- **Task instructions**
Write out all of the entries exactly, please.

- **Exercise material**
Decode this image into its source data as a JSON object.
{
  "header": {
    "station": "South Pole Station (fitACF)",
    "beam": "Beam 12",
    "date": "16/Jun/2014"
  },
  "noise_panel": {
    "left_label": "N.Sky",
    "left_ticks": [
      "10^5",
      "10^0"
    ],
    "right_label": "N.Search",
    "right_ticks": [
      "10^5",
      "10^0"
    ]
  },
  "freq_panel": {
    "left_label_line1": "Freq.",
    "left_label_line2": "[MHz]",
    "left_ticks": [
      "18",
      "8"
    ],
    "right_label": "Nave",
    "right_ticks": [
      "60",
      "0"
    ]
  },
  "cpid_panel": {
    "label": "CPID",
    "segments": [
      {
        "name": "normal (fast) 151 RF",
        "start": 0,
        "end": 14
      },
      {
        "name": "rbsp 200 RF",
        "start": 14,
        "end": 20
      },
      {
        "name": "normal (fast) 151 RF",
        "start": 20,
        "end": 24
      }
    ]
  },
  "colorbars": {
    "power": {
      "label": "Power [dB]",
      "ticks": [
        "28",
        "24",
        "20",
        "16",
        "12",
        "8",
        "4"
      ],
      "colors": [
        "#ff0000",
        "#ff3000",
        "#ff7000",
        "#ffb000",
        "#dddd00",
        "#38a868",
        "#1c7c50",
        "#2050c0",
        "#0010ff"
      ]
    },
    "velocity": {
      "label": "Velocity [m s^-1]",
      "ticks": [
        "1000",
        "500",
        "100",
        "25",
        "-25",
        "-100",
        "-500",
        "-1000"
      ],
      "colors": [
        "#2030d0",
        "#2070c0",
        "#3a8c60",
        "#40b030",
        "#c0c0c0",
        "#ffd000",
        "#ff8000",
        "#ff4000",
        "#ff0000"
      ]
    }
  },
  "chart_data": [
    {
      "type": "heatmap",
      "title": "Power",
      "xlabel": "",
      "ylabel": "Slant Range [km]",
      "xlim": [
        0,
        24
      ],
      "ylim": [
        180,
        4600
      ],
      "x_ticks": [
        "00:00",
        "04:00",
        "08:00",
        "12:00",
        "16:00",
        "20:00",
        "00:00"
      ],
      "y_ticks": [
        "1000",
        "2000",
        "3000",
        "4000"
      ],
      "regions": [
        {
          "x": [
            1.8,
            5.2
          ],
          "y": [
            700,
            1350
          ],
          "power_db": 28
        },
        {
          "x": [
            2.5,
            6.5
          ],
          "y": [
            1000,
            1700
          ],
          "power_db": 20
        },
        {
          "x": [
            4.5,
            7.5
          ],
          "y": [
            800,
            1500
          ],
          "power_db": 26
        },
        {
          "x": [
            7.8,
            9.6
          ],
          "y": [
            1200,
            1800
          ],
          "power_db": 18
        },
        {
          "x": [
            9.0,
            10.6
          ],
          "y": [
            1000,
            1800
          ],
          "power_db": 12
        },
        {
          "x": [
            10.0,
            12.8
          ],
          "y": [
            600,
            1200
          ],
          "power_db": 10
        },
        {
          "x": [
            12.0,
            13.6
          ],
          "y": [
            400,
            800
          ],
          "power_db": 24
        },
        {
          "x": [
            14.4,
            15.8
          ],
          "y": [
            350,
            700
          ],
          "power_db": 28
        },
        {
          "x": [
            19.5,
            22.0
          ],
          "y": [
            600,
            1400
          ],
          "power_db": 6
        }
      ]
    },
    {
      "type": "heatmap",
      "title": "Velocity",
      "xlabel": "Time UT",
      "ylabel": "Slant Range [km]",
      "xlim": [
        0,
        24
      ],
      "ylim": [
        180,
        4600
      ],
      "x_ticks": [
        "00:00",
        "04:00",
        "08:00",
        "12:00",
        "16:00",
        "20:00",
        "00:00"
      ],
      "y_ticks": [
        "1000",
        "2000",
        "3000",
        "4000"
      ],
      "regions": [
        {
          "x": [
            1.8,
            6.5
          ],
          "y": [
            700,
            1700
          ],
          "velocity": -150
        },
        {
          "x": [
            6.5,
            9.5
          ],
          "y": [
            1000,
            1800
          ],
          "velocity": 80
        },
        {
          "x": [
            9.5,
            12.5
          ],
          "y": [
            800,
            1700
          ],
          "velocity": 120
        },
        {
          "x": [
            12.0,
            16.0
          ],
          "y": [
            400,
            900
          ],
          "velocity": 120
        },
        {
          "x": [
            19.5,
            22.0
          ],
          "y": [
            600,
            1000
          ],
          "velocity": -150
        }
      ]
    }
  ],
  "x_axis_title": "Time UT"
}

- **Solution to the exercise**
Decode this image into its source data as a JSON object.
{
  "header": {
    "station": "South Pole Station (fitACF)",
    "beam": "Beam 12",
    "date": "16/Jun/2014"
  },
  "noise_panel": {
    "left_label": "N.Sky",
    "left_ticks": [
      "10^5",
      "10^0"
    ],
    "right_label": "N.Search",
    "right_ticks": [
      "10^5",
      "10^0"
    ]
  },
  "freq_panel": {
    "left_label_line1": "Freq.",
    "left_label_line2": "[MHz]",
    "left_ticks": [
      "18",
      "8"
    ],
    "right_label": "Nave",
    "right_ticks": [
      "60",
      "0"
    ]
  },
  "cpid_panel": {
    "label": "CPID",
    "segments": [
      {
        "name": "normal (fast) 151 RF",
        "start": 0,
        "end": 14
      },
      {
        "name": "rbsp 200 RF",
        "start": 14,
        "end": 20
      },
      {
        "name": "normal (fast) 151 RF",
        "start": 20,
        "end": 24
      }
    ]
  },
  "colorbars": {
    "power": {
      "label": "Power [dB]",
      "ticks": [
        "28",
        "24",
        "20",
        "16",
        "12",
        "8",
        "4"
      ],
      "colors": [
        "#ff0000",
        "#ff3000",
        "#ff7000",
        "#ffb000",
        "#dddd00",
        "#38a868",
        "#1c7c50",
        "#2050c0",
        "#0010ff"
      ]
    },
    "velocity": {
      "label": "Velocity [m s^-1]",
      "ticks": [
        "1000",
        "500",
        "100",
        "25",
        "-25",
        "-100",
        "-500",
        "-1000"
      ],
      "colors": [
        "#2030d0",
        "#2070c0",
        "#3a8c60",
        "#40b030",
        "#c0c0c0",
        "#ffd000",
        "#ff8000",
        "#ff4000",
        "#ff0000"
      ]
    }
  },
  "chart_data": [
    {
      "type": "heatmap",
      "title": "Power",
      "xlabel": "",
      "ylabel": "Slant Range [km]",
      "xlim": [
        0,
        24
      ],
      "ylim": [
        180,
        4600
      ],
      "x_ticks": [
        "00:00",
        "04:00",
        "08:00",
        "12:00",
        "16:00",
        "20:00",
        "00:00"
      ],
      "y_ticks": [
        "1000",
        "2000",
        "3000",
        "4000"
      ],
      "regions": [
        {
          "x": [
            1.8,
            5.2
          ],
          "y": [
            700,
            1350
          ],
          "power_db": 28
        },
        {
          "x": [
            2.5,
            6.5
          ],
          "y": [
            1000,
            1700
          ],
          "power_db": 20
        },
        {
          "x": [
            4.5,
            7.5
          ],
          "y": [
            800,
            1500
          ],
          "power_db": 26
        },
        {
          "x": [
            7.8,
            9.6
          ],
          "y": [
            1200,
            1800
          ],
          "power_db": 18
        },
        {
          "x": [
            9.0,
            10.6
          ],
          "y": [
            1000,
            1800
          ],
          "power_db": 12
        },
        {
          "x": [
            10.0,
            12.8
          ],
          "y": [
            600,
            1200
          ],
          "power_db": 10
        },
        {
          "x": [
            12.0,
            13.6
          ],
          "y": [
            400,
            800
          ],
          "power_db": 24
        },
        {
          "x": [
            14.4,
            15.8
          ],
          "y": [
            350,
            700
          ],
          "power_db": 28
        },
        {
          "x": [
            19.5,
            22.0
          ],
          "y": [
            600,
            1400
          ],
          "power_db": 6
        }
      ]
    },
    {
      "type": "heatmap",
      "title": "Velocity",
      "xlabel": "Time UT",
      "ylabel": "Slant Range [km]",
      "xlim": [
        0,
        24
      ],
      "ylim": [
        180,
        4600
      ],
      "x_ticks": [
        "00:00",
        "04:00",
        "08:00",
        "12:00",
        "16:00",
        "20:00",
        "00:00"
      ],
      "y_ticks": [
        "1000",
        "2000",
        "3000",
        "4000"
      ],
      "regions": [
        {
          "x": [
            1.8,
            6.5
          ],
          "y": [
            700,
            1700
          ],
          "velocity": -150
        },
        {
          "x": [
            6.5,
            9.5
          ],
          "y": [
            1000,
            1800
          ],
          "velocity": 80
        },
        {
          "x": [
            9.5,
            12.5
          ],
          "y": [
            800,
            1700
          ],
          "velocity": 120
        },
        {
          "x": [
            12.0,
            16.0
          ],
          "y": [
            400,
            900
          ],
          "velocity": 120
        },
        {
          "x": [
            19.5,
            22.0
          ],
          "y": [
            600,
            1000
          ],
          "velocity": -150
        }
      ]
    }
  ],
  "x_axis_title": "Time UT"
}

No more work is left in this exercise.